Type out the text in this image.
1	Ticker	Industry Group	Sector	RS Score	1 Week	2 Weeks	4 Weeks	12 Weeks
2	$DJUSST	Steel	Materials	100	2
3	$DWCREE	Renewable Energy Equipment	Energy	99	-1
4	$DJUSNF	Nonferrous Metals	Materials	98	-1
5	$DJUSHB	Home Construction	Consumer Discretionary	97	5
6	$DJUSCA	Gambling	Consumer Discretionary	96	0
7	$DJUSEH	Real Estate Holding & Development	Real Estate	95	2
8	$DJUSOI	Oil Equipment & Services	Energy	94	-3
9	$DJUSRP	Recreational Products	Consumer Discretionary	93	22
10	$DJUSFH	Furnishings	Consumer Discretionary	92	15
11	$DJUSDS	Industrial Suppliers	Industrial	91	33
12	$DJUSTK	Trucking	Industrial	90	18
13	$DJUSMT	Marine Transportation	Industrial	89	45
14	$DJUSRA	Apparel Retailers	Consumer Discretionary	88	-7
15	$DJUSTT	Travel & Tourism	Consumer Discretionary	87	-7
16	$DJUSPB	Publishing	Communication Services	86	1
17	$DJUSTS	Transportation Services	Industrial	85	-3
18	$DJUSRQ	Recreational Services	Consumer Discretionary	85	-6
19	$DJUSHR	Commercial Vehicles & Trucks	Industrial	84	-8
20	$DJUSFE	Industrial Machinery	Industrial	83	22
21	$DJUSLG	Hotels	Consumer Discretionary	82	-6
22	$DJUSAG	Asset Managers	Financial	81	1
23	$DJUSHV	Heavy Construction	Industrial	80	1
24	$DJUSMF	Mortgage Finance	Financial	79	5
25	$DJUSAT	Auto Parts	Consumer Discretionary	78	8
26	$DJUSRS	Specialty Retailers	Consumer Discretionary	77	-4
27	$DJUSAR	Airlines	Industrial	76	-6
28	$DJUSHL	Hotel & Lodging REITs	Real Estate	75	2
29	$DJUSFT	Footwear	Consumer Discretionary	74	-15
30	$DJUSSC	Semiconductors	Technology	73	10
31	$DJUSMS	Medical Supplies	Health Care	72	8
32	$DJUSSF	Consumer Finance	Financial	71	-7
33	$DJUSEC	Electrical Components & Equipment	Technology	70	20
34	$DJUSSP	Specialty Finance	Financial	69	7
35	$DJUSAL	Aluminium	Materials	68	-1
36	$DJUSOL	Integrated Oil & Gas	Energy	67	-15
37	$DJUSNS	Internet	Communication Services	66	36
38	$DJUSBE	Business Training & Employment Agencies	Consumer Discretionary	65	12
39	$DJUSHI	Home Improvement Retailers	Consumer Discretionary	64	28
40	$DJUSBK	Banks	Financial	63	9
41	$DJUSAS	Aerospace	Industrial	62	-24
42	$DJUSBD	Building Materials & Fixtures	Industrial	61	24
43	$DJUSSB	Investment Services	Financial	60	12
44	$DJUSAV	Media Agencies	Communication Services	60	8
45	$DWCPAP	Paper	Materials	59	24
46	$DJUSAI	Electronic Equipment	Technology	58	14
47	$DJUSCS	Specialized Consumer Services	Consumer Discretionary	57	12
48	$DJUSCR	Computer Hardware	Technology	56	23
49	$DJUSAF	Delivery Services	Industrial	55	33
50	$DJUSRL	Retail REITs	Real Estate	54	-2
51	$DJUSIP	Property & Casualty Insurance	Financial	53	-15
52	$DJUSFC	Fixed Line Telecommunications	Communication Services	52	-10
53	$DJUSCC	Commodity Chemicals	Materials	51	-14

______________________________

Reproduce the full listing word for word.

Type out the text in this image.
1	Ticker	Industry Group	Sector	RS Score	1 Week	2 Weeks	4 Weeks	12 Weeks
2	$DJUSST	Steel	Materials	100	2
3	$DWCREE	Renewable Energy Equipment	Energy	99	-1
4	$DJUSNF	Nonferrous Metals	Materials	98	-1
5	$DJUSHB	Home Construction	Consumer Discretionary	97	5
6	$DJUSCA	Gambling	Consumer Discretionary	96	0
7	$DJUSEH	Real Estate Holding & Development	Real Estate	95	2
8	$DJUSOI	Oil Equipment & Services	Energy	94	-3
9	$DJUSRP	Recreational Products	Consumer Discretionary	93	22
10	$DJUSFH	Furnishings	Consumer Discretionary	92	15
11	$DJUSDS	Industrial Suppliers	Industrial	91	33
12	$DJUSTK	Trucking	Industrial	90	18
13	$DJUSMT	Marine Transportation	Industrial	89	45
14	$DJUSRA	Apparel Retailers	Consumer Discretionary	88	-7
15	$DJUSTT	Travel & Tourism	Consumer Discretionary	87	-7
16	$DJUSPB	Publishing	Communication Services	86	1
17	$DJUSTS	Transportation Services	Industrial	85	-3
18	$DJUSRQ	Recreational Services	Consumer Discretionary	85	-6
19	$DJUSHR	Commercial Vehicles & Trucks	Industrial	84	-8
20	$DJUSFE	Industrial Machinery	Industrial	83	22
21	$DJUSLG	Hotels	Consumer Discretionary	82	-6
22	$DJUSAG	Asset Managers	Financial	81	1
23	$DJUSHV	Heavy Construction	Industrial	80	1
24	$DJUSMF	Mortgage Finance	Financial	79	5
25	$DJUSAT	Auto Parts	Consumer Discretionary	78	8
26	$DJUSRS	Specialty Retailers	Consumer Discretionary	77	-4
27	$DJUSAR	Airlines	Industrial	76	-6
28	$DJUSHL	Hotel & Lodging REITs	Real Estate	75	2
29	$DJUSFT	Footwear	Consumer Discretionary	74	-15
30	$DJUSSC	Semiconductors	Technology	73	10
31	$DJUSMS	Medical Supplies	Health Care	72	8
32	$DJUSSF	Consumer Finance	Financial	71	-7
33	$DJUSEC	Electrical Components & Equipment	Technology	70	20
34	$DJUSSP	Specialty Finance	Financial	69	7
35	$DJUSAL	Aluminium	Materials	68	-1
36	$DJUSOL	Integrated Oil & Gas	Energy	67	-15
37	$DJUSNS	Internet	Communication Services	66	36
38	$DJUSBE	Business Training & Employment Agencies	Consumer Discretionary	65	12
39	$DJUSHI	Home Improvement Retailers	Consumer Discretionary	64	28
40	$DJUSBK	Banks	Financial	63	9
41	$DJUSAS	Aerospace	Industrial	62	-24
42	$DJUSBD	Building Materials & Fixtures	Industrial	61	24
43	$DJUSSB	Investment Services	Financial	60	12
44	$DJUSAV	Media Agencies	Communication Services	60	8
45	$DWCPAP	Paper	Materials	59	24
46	$DJUSAI	Electronic Equipment	Technology	58	14
47	$DJUSCS	Specialized Consumer Services	Consumer Discretionary	57	12
48	$DJUSCR	Computer Hardware	Technology	56	23
49	$DJUSAF	Delivery Services	Industrial	55	33
50	$DJUSRL	Retail REITs	Real Estate	54	-2
51	$DJUSIP	Property & Casualty Insurance	Financial	53	-15
52	$DJUSFC	Fixed Line Telecommunications	Communication Services	52	-10
53	$DJUSCC	Commodity Chemicals	Materials	51	-14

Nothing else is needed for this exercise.